▶ **AIM**:
Each record below must be returned exactly as shown.

▶ **INPUT FOR THIS TASK**:
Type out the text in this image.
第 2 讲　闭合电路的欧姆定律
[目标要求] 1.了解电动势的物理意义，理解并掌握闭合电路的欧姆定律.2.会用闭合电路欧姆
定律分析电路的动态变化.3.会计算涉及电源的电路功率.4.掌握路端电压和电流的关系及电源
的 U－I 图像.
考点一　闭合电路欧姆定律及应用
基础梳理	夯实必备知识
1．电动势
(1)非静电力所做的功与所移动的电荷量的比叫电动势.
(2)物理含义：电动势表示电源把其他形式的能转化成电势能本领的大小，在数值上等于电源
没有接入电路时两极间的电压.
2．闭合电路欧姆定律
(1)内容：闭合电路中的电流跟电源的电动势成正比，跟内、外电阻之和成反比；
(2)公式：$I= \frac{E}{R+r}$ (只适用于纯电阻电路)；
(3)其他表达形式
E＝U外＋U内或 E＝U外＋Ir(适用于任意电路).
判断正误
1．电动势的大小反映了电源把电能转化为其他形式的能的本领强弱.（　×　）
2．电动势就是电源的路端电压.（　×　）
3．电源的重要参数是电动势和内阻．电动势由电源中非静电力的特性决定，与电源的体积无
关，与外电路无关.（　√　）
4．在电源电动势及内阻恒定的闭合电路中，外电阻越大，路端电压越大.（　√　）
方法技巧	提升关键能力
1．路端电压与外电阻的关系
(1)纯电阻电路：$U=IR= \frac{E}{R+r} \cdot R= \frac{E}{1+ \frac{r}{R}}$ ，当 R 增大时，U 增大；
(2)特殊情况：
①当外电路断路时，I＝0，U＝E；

▶ **EXERCISE ANSWER**:
Type out the text in this image.
第 2 讲　闭合电路的欧姆定律
[目标要求] 1.了解电动势的物理意义，理解并掌握闭合电路的欧姆定律.2.会用闭合电路欧姆
定律分析电路的动态变化.3.会计算涉及电源的电路功率.4.掌握路端电压和电流的关系及电源
的 U－I 图像.
考点一　闭合电路欧姆定律及应用
基础梳理	夯实必备知识
1．电动势
(1)非静电力所做的功与所移动的电荷量的比叫电动势.
(2)物理含义：电动势表示电源把其他形式的能转化成电势能本领的大小，在数值上等于电源
没有接入电路时两极间的电压.
2．闭合电路欧姆定律
(1)内容：闭合电路中的电流跟电源的电动势成正比，跟内、外电阻之和成反比；
(2)公式：$I= \frac{E}{R+r}$ (只适用于纯电阻电路)；
(3)其他表达形式
E＝U外＋U内或 E＝U外＋Ir(适用于任意电路).
判断正误
1．电动势的大小反映了电源把电能转化为其他形式的能的本领强弱.（　×　）
2．电动势就是电源的路端电压.（　×　）
3．电源的重要参数是电动势和内阻．电动势由电源中非静电力的特性决定，与电源的体积无
关，与外电路无关.（　√　）
4．在电源电动势及内阻恒定的闭合电路中，外电阻越大，路端电压越大.（　√　）
方法技巧	提升关键能力
1．路端电压与外电阻的关系
(1)纯电阻电路：$U=IR= \frac{E}{R+r} \cdot R= \frac{E}{1+ \frac{r}{R}}$ ，当 R 增大时，U 增大；
(2)特殊情况：
①当外电路断路时，I＝0，U＝E；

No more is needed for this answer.